### Exercise task
Rewrite the data below so that every "Start Editing" becomes "Begin Editing", leaving every other line and character unchanged.

>>>

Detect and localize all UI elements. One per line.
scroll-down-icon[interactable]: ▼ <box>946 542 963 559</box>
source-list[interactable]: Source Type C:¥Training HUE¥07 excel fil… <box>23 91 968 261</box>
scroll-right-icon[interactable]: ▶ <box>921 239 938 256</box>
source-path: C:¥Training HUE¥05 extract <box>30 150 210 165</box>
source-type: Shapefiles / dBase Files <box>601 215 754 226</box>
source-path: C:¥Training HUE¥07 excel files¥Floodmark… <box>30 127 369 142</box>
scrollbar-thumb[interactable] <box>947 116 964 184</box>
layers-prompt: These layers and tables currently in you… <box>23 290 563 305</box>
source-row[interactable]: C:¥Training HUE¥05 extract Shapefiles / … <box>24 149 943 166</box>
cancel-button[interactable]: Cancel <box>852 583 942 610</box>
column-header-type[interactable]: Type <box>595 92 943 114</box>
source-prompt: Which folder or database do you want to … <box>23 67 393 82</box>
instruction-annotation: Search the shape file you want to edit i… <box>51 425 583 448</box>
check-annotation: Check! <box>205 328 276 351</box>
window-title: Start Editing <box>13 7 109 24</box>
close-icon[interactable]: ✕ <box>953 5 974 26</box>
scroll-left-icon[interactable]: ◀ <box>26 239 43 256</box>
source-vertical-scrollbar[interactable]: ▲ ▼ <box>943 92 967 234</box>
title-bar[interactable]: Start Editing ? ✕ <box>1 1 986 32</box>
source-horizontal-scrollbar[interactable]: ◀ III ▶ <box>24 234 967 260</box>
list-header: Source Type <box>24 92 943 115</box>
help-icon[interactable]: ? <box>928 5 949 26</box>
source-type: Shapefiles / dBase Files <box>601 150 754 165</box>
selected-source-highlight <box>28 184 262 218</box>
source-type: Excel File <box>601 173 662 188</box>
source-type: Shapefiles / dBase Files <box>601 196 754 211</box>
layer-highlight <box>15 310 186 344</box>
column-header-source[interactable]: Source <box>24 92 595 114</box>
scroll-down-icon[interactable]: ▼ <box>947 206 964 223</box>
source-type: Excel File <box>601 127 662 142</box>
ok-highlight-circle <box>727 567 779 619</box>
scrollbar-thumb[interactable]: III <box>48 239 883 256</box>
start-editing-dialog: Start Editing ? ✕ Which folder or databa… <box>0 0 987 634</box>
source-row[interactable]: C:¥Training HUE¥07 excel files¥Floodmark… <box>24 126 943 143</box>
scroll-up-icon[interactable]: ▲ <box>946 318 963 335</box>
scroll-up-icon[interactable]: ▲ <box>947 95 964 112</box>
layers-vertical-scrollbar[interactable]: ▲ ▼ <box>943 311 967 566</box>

<<<

### Reply to the exercise
Detect and localize all UI elements. One per line.
scroll-down-icon[interactable]: ▼ <box>946 542 963 559</box>
source-list[interactable]: Source Type C:¥Training HUE¥07 excel fil… <box>23 91 968 261</box>
scroll-right-icon[interactable]: ▶ <box>921 239 938 256</box>
source-path: C:¥Training HUE¥05 extract <box>30 150 210 165</box>
source-type: Shapefiles / dBase Files <box>601 215 754 226</box>
source-path: C:¥Training HUE¥07 excel files¥Floodmark… <box>30 127 369 142</box>
scrollbar-thumb[interactable] <box>947 116 964 184</box>
layers-prompt: These layers and tables currently in you… <box>23 290 563 305</box>
source-row[interactable]: C:¥Training HUE¥05 extract Shapefiles / … <box>24 149 943 166</box>
cancel-button[interactable]: Cancel <box>852 583 942 610</box>
column-header-type[interactable]: Type <box>595 92 943 114</box>
source-prompt: Which folder or database do you want to … <box>23 67 393 82</box>
instruction-annotation: Search the shape file you want to edit i… <box>51 425 583 448</box>
check-annotation: Check! <box>205 328 276 351</box>
window-title: Begin Editing <box>13 7 109 24</box>
close-icon[interactable]: ✕ <box>953 5 974 26</box>
scroll-left-icon[interactable]: ◀ <box>26 239 43 256</box>
source-vertical-scrollbar[interactable]: ▲ ▼ <box>943 92 967 234</box>
title-bar[interactable]: Begin Editing ? ✕ <box>1 1 986 32</box>
source-horizontal-scrollbar[interactable]: ◀ III ▶ <box>24 234 967 260</box>
list-header: Source Type <box>24 92 943 115</box>
help-icon[interactable]: ? <box>928 5 949 26</box>
source-type: Shapefiles / dBase Files <box>601 150 754 165</box>
selected-source-highlight <box>28 184 262 218</box>
source-type: Excel File <box>601 173 662 188</box>
source-type: Shapefiles / dBase Files <box>601 196 754 211</box>
layer-highlight <box>15 310 186 344</box>
column-header-source[interactable]: Source <box>24 92 595 114</box>
scroll-down-icon[interactable]: ▼ <box>947 206 964 223</box>
source-type: Excel File <box>601 127 662 142</box>
ok-highlight-circle <box>727 567 779 619</box>
scrollbar-thumb[interactable]: III <box>48 239 883 256</box>
start-editing-dialog: Begin Editing ? ✕ Which folder or databa… <box>0 0 987 634</box>
source-row[interactable]: C:¥Training HUE¥07 excel files¥Floodmark… <box>24 126 943 143</box>
scroll-up-icon[interactable]: ▲ <box>946 318 963 335</box>
scroll-up-icon[interactable]: ▲ <box>947 95 964 112</box>
layers-vertical-scrollbar[interactable]: ▲ ▼ <box>943 311 967 566</box>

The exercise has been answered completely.